Requirements: What lines of the data include the string "couple"? Copy them all.

Data in this exercise:
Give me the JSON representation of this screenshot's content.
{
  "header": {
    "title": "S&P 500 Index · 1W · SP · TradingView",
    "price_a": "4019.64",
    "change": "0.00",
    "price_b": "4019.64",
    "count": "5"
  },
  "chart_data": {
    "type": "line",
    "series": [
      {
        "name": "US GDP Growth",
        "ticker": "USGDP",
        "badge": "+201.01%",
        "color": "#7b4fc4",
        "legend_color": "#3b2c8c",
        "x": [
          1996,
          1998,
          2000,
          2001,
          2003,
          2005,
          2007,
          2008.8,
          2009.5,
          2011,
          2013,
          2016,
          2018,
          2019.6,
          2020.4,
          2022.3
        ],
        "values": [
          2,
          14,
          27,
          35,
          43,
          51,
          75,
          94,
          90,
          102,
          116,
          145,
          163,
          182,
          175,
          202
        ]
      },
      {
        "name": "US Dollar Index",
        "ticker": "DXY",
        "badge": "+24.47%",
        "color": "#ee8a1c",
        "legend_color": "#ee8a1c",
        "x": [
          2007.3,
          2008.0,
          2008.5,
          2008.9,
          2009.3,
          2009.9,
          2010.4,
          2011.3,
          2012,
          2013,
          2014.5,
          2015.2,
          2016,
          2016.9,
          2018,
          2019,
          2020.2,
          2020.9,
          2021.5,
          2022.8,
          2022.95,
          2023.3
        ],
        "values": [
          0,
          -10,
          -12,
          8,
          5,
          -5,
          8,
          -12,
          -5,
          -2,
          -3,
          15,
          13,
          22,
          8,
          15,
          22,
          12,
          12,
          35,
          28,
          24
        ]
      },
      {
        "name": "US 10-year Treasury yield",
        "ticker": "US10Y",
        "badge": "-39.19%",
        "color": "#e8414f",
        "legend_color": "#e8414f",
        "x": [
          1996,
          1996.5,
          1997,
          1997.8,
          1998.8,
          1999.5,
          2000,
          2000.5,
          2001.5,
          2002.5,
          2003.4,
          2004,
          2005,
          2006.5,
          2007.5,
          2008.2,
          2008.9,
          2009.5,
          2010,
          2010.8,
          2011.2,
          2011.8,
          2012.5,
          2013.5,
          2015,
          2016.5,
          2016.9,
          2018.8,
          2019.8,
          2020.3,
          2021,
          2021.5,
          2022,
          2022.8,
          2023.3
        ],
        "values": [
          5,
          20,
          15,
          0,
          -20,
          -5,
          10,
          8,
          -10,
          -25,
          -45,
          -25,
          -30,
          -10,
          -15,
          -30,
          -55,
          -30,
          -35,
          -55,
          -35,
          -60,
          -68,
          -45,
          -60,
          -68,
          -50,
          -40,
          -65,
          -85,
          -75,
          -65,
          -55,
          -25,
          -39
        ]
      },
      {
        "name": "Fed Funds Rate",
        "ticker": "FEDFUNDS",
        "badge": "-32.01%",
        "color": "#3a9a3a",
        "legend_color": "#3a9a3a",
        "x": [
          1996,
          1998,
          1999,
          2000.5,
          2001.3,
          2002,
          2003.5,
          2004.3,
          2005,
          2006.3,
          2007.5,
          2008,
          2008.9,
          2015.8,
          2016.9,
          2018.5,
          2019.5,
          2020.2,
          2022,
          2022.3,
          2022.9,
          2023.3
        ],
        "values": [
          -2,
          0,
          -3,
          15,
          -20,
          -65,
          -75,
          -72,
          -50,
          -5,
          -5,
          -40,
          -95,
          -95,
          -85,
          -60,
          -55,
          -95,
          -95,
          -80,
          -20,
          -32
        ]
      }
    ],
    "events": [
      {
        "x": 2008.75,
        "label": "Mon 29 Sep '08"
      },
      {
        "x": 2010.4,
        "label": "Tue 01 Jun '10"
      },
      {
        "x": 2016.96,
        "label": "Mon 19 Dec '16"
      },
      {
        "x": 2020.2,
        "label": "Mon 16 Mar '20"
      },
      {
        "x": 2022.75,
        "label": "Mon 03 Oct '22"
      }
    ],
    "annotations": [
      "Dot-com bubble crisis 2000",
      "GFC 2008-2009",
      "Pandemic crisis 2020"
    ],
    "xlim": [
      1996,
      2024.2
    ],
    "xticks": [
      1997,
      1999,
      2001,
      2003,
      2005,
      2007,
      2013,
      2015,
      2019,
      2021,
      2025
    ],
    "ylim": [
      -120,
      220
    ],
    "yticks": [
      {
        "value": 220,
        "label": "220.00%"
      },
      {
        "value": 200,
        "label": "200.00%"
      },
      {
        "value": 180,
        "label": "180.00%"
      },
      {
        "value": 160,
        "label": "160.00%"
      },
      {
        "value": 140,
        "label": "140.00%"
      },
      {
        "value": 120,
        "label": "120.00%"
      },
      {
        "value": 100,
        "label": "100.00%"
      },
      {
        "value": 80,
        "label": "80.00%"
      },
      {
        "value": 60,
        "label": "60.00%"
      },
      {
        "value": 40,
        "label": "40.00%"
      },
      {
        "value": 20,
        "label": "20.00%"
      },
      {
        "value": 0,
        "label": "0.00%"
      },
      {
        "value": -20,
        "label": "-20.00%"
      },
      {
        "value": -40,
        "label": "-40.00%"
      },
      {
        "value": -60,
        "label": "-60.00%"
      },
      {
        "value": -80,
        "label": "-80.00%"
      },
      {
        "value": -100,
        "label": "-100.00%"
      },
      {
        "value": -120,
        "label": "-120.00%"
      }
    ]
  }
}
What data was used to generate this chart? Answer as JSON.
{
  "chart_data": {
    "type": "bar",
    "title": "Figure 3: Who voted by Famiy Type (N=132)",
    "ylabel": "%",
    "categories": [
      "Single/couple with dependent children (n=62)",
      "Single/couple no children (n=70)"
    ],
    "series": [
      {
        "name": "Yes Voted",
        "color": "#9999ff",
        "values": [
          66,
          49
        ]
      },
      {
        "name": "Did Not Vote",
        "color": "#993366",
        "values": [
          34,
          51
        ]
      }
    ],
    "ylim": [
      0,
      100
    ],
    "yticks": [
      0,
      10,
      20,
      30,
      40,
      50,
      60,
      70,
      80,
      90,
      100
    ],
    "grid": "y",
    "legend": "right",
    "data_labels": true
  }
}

Result of this exercise:
      "Single/couple with dependent children (n=62)",
      "Single/couple no children (n=70)"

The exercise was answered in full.